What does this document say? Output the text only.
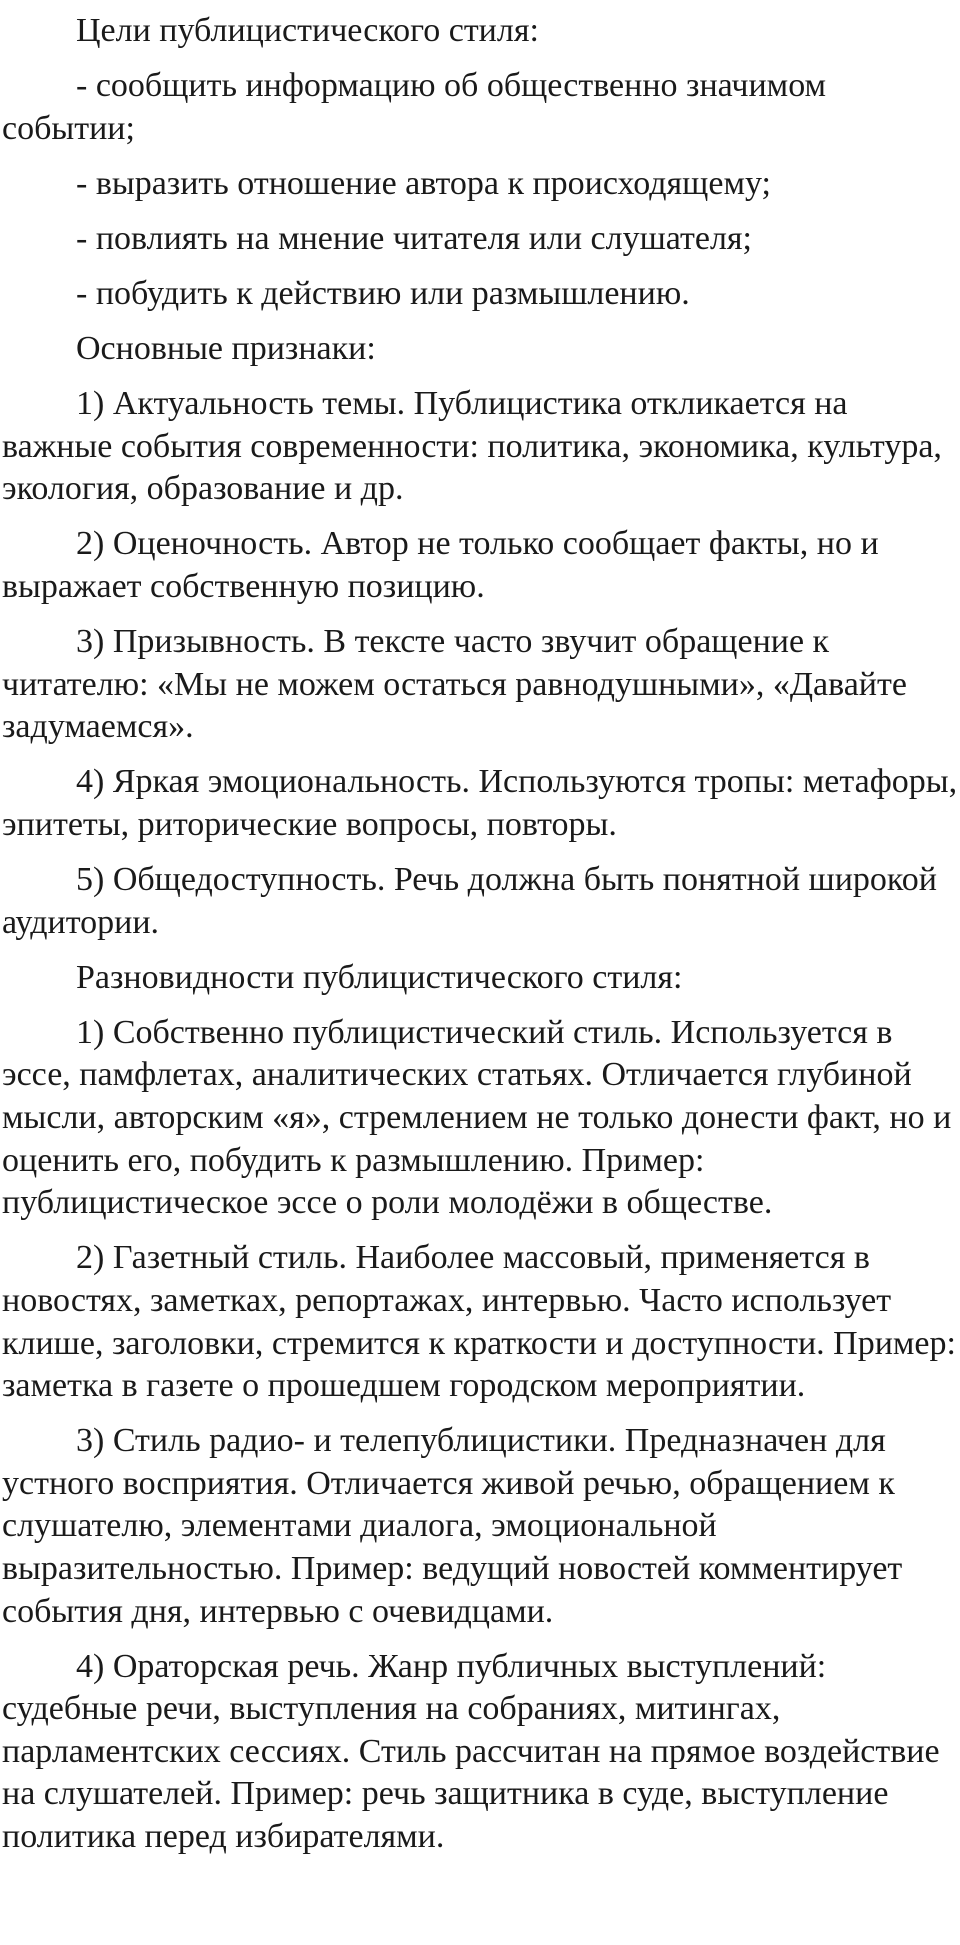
Цели публицистического стиля:

- сообщить информацию об общественно значимом событии;

- выразить отношение автора к происходящему;

- повлиять на мнение читателя или слушателя;

- побудить к действию или размышлению.

Основные признаки:

1) Актуальность темы. Публицистика откликается на важные события современности: политика, экономика, культура, экология, образование и др.

2) Оценочность. Автор не только сообщает факты, но и выражает собственную позицию.

3) Призывность. В тексте часто звучит обращение к читателю: «Мы не можем остаться равнодушными», «Давайте задумаемся».

4) Яркая эмоциональность. Используются тропы: метафоры, эпитеты, риторические вопросы, повторы.

5) Общедоступность. Речь должна быть понятной широкой аудитории.

Разновидности публицистического стиля:

1) Собственно публицистический стиль. Используется в эссе, памфлетах, аналитических статьях. Отличается глубиной мысли, авторским «я», стремлением не только донести факт, но и оценить его, побудить к размышлению. Пример: публицистическое эссе о роли молодёжи в обществе.

2) Газетный стиль. Наиболее массовый, применяется в новостях, заметках, репортажах, интервью. Часто использует клише, заголовки, стремится к краткости и доступности. Пример: заметка в газете о прошедшем городском мероприятии.

3) Стиль радио- и телепублицистики. Предназначен для устного восприятия. Отличается живой речью, обращением к слушателю, элементами диалога, эмоциональной выразительностью. Пример: ведущий новостей комментирует события дня, интервью с очевидцами.

4) Ораторская речь. Жанр публичных выступлений: судебные речи, выступления на собраниях, митингах, парламентских сессиях. Стиль рассчитан на прямое воздействие на слушателей. Пример: речь защитника в суде, выступление политика перед избирателями.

■ ■ ■ ■ ■

### Exercise task
Transcribe the material as is, with images omitted.

### Written reply
What does this document say? Output the text only.
Цели публицистического стиля:

- сообщить информацию об общественно значимом событии;

- выразить отношение автора к происходящему;

- повлиять на мнение читателя или слушателя;

- побудить к действию или размышлению.

Основные признаки:

1) Актуальность темы. Публицистика откликается на важные события современности: политика, экономика, культура, экология, образование и др.

2) Оценочность. Автор не только сообщает факты, но и выражает собственную позицию.

3) Призывность. В тексте часто звучит обращение к читателю: «Мы не можем остаться равнодушными», «Давайте задумаемся».

4) Яркая эмоциональность. Используются тропы: метафоры, эпитеты, риторические вопросы, повторы.

5) Общедоступность. Речь должна быть понятной широкой аудитории.

Разновидности публицистического стиля:

1) Собственно публицистический стиль. Используется в эссе, памфлетах, аналитических статьях. Отличается глубиной мысли, авторским «я», стремлением не только донести факт, но и оценить его, побудить к размышлению. Пример: публицистическое эссе о роли молодёжи в обществе.

2) Газетный стиль. Наиболее массовый, применяется в новостях, заметках, репортажах, интервью. Часто использует клише, заголовки, стремится к краткости и доступности. Пример: заметка в газете о прошедшем городском мероприятии.

3) Стиль радио- и телепублицистики. Предназначен для устного восприятия. Отличается живой речью, обращением к слушателю, элементами диалога, эмоциональной выразительностью. Пример: ведущий новостей комментирует события дня, интервью с очевидцами.

4) Ораторская речь. Жанр публичных выступлений: судебные речи, выступления на собраниях, митингах, парламентских сессиях. Стиль рассчитан на прямое воздействие на слушателей. Пример: речь защитника в суде, выступление политика перед избирателями.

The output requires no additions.